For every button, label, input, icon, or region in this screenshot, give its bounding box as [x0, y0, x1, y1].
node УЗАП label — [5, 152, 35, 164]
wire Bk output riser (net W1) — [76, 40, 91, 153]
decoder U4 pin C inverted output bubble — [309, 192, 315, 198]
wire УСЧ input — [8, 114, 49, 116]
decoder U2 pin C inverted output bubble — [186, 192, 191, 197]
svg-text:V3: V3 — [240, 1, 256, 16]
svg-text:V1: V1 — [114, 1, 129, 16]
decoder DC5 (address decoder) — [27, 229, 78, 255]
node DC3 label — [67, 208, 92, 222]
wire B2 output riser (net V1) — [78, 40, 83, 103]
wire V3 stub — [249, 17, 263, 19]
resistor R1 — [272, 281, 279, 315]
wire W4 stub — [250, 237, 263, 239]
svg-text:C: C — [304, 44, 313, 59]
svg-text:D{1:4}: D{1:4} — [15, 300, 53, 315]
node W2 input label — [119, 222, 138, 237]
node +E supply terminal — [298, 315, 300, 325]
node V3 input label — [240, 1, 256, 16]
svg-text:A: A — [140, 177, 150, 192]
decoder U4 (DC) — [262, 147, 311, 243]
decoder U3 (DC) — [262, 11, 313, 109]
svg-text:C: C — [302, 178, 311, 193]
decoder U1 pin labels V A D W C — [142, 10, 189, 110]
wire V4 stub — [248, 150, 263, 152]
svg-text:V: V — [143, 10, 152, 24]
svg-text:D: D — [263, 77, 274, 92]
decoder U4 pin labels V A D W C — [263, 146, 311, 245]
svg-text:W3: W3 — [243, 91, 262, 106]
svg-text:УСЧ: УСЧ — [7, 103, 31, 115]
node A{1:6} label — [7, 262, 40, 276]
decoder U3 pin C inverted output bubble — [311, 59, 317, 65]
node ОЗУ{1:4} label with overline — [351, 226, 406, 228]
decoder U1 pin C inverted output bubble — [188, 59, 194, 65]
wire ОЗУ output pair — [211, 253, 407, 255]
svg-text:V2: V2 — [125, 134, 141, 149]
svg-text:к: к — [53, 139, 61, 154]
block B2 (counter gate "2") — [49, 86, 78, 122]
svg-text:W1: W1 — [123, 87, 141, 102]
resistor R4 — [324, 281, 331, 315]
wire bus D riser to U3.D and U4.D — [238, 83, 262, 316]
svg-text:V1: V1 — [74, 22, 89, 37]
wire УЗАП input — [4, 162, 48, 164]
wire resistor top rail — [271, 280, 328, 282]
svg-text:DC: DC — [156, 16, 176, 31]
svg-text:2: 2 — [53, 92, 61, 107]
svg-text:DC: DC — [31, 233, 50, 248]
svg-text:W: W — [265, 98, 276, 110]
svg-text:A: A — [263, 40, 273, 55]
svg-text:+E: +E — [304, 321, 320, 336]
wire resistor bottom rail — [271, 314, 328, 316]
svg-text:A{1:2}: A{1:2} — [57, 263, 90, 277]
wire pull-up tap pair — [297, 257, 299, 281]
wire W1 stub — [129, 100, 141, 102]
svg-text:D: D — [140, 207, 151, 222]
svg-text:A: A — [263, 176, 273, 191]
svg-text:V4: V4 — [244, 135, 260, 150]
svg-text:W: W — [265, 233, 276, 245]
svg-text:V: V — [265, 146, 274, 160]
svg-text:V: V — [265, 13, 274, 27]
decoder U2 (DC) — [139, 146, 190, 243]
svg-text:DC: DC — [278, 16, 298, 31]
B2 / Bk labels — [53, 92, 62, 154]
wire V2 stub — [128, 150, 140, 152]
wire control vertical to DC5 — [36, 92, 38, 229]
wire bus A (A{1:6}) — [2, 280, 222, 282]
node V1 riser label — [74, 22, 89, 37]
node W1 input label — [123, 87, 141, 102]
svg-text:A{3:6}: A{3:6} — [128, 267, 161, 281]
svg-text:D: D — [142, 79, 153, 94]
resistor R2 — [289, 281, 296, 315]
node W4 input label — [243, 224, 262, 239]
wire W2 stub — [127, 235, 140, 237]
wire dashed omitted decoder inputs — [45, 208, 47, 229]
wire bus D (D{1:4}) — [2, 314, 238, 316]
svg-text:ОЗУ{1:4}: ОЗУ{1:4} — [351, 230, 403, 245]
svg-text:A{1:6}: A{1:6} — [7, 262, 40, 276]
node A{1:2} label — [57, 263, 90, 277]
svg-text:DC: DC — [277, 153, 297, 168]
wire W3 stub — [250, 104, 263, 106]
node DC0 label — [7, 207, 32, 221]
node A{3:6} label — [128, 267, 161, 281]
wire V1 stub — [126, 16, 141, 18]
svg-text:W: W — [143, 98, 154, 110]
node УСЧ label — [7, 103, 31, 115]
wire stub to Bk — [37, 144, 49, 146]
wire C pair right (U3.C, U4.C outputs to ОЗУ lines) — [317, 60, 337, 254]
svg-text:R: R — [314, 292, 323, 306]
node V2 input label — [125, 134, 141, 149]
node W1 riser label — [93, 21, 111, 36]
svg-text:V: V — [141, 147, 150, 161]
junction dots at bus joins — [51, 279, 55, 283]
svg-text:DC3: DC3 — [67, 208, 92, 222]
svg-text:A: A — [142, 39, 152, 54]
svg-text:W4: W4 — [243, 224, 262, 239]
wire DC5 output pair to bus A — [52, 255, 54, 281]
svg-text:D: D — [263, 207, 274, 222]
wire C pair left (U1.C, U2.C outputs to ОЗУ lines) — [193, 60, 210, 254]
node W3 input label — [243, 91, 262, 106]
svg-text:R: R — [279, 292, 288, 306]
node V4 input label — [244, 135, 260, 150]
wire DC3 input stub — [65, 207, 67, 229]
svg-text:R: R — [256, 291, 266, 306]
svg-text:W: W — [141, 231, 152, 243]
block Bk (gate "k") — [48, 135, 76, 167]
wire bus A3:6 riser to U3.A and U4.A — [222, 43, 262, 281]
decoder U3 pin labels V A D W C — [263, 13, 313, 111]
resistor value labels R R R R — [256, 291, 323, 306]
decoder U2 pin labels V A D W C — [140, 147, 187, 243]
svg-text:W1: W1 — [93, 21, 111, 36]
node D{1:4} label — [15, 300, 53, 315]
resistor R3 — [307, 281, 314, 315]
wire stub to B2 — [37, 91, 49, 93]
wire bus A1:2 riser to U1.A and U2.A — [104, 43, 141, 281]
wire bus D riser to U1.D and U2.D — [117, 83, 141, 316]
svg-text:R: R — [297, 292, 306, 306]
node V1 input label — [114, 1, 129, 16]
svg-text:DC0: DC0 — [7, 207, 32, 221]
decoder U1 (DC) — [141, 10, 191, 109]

## Problem description
Reproduce every item above word for word.

## Finished exercise
For every button, label, input, icon, or region in this screenshot, give its bounding box as [x0, y0, x1, y1].
node УЗАП label — [5, 152, 35, 164]
wire Bk output riser (net W1) — [76, 40, 91, 153]
decoder U4 pin C inverted output bubble — [309, 192, 315, 198]
wire УСЧ input — [8, 114, 49, 116]
decoder U2 pin C inverted output bubble — [186, 192, 191, 197]
svg-text:V3: V3 — [240, 1, 256, 16]
svg-text:V1: V1 — [114, 1, 129, 16]
decoder DC5 (address decoder) — [27, 229, 78, 255]
node DC3 label — [67, 208, 92, 222]
wire B2 output riser (net V1) — [78, 40, 83, 103]
wire V3 stub — [249, 17, 263, 19]
resistor R1 — [272, 281, 279, 315]
wire W4 stub — [250, 237, 263, 239]
svg-text:C: C — [304, 44, 313, 59]
svg-text:D{1:4}: D{1:4} — [15, 300, 53, 315]
node W2 input label — [119, 222, 138, 237]
node +E supply terminal — [298, 315, 300, 325]
node V3 input label — [240, 1, 256, 16]
svg-text:A: A — [140, 177, 150, 192]
decoder U4 (DC) — [262, 147, 311, 243]
decoder U3 (DC) — [262, 11, 313, 109]
svg-text:C: C — [302, 178, 311, 193]
decoder U1 pin labels V A D W C — [142, 10, 189, 110]
wire V4 stub — [248, 150, 263, 152]
svg-text:V: V — [143, 10, 152, 24]
svg-text:D: D — [263, 77, 274, 92]
decoder U4 pin labels V A D W C — [263, 146, 311, 245]
svg-text:W3: W3 — [243, 91, 262, 106]
svg-text:УСЧ: УСЧ — [7, 103, 31, 115]
node A{1:6} label — [7, 262, 40, 276]
decoder U3 pin C inverted output bubble — [311, 59, 317, 65]
node ОЗУ{1:4} label with overline — [351, 226, 406, 228]
decoder U1 pin C inverted output bubble — [188, 59, 194, 65]
wire ОЗУ output pair — [211, 253, 407, 255]
svg-text:V2: V2 — [125, 134, 141, 149]
svg-text:к: к — [53, 139, 61, 154]
block B2 (counter gate "2") — [49, 86, 78, 122]
svg-text:W1: W1 — [123, 87, 141, 102]
resistor R4 — [324, 281, 331, 315]
wire bus D riser to U3.D and U4.D — [238, 83, 262, 316]
svg-text:V1: V1 — [74, 22, 89, 37]
wire УЗАП input — [4, 162, 48, 164]
wire resistor top rail — [271, 280, 328, 282]
svg-text:DC: DC — [156, 16, 176, 31]
svg-text:2: 2 — [53, 92, 61, 107]
svg-text:DC: DC — [31, 233, 50, 248]
svg-text:W: W — [265, 98, 276, 110]
svg-text:A: A — [263, 40, 273, 55]
svg-text:+E: +E — [304, 321, 320, 336]
wire resistor bottom rail — [271, 314, 328, 316]
svg-text:A{1:2}: A{1:2} — [57, 263, 90, 277]
wire pull-up tap pair — [297, 257, 299, 281]
wire W1 stub — [129, 100, 141, 102]
svg-text:D: D — [140, 207, 151, 222]
svg-text:A: A — [263, 176, 273, 191]
svg-text:V4: V4 — [244, 135, 260, 150]
svg-text:W: W — [265, 233, 276, 245]
svg-text:V: V — [265, 146, 274, 160]
svg-text:V: V — [265, 13, 274, 27]
decoder U2 (DC) — [139, 146, 190, 243]
svg-text:DC: DC — [278, 16, 298, 31]
B2 / Bk labels — [53, 92, 62, 154]
wire V2 stub — [128, 150, 140, 152]
wire control vertical to DC5 — [36, 92, 38, 229]
wire bus A (A{1:6}) — [2, 280, 222, 282]
node V1 riser label — [74, 22, 89, 37]
node W1 input label — [123, 87, 141, 102]
svg-text:A{3:6}: A{3:6} — [128, 267, 161, 281]
svg-text:D: D — [142, 79, 153, 94]
resistor R2 — [289, 281, 296, 315]
node W4 input label — [243, 224, 262, 239]
wire W2 stub — [127, 235, 140, 237]
wire dashed omitted decoder inputs — [45, 208, 47, 229]
wire bus D (D{1:4}) — [2, 314, 238, 316]
svg-text:ОЗУ{1:4}: ОЗУ{1:4} — [351, 230, 403, 245]
svg-text:A{1:6}: A{1:6} — [7, 262, 40, 276]
node A{1:2} label — [57, 263, 90, 277]
svg-text:DC: DC — [277, 153, 297, 168]
wire W3 stub — [250, 104, 263, 106]
node DC0 label — [7, 207, 32, 221]
node A{3:6} label — [128, 267, 161, 281]
wire V1 stub — [126, 16, 141, 18]
svg-text:W: W — [143, 98, 154, 110]
node УСЧ label — [7, 103, 31, 115]
wire stub to Bk — [37, 144, 49, 146]
wire C pair right (U3.C, U4.C outputs to ОЗУ lines) — [317, 60, 337, 254]
svg-text:R: R — [314, 292, 323, 306]
node V2 input label — [125, 134, 141, 149]
node W1 riser label — [93, 21, 111, 36]
svg-text:V: V — [141, 147, 150, 161]
junction dots at bus joins — [51, 279, 55, 283]
svg-text:DC3: DC3 — [67, 208, 92, 222]
svg-text:A: A — [142, 39, 152, 54]
svg-text:W4: W4 — [243, 224, 262, 239]
wire DC5 output pair to bus A — [52, 255, 54, 281]
svg-text:D: D — [263, 207, 274, 222]
wire C pair left (U1.C, U2.C outputs to ОЗУ lines) — [193, 60, 210, 254]
node W3 input label — [243, 91, 262, 106]
svg-text:R: R — [279, 292, 288, 306]
node V4 input label — [244, 135, 260, 150]
wire DC3 input stub — [65, 207, 67, 229]
svg-text:R: R — [256, 291, 266, 306]
svg-text:W: W — [141, 231, 152, 243]
block Bk (gate "k") — [48, 135, 76, 167]
wire bus A3:6 riser to U3.A and U4.A — [222, 43, 262, 281]
decoder U3 pin labels V A D W C — [263, 13, 313, 111]
resistor value labels R R R R — [256, 291, 323, 306]
decoder U2 pin labels V A D W C — [140, 147, 187, 243]
svg-text:W1: W1 — [93, 21, 111, 36]
node D{1:4} label — [15, 300, 53, 315]
resistor R3 — [307, 281, 314, 315]
wire stub to B2 — [37, 91, 49, 93]
wire bus A1:2 riser to U1.A and U2.A — [104, 43, 141, 281]
wire bus D riser to U1.D and U2.D — [117, 83, 141, 316]
svg-text:R: R — [297, 292, 306, 306]
node V1 input label — [114, 1, 129, 16]
svg-text:DC0: DC0 — [7, 207, 32, 221]
decoder U1 (DC) — [141, 10, 191, 109]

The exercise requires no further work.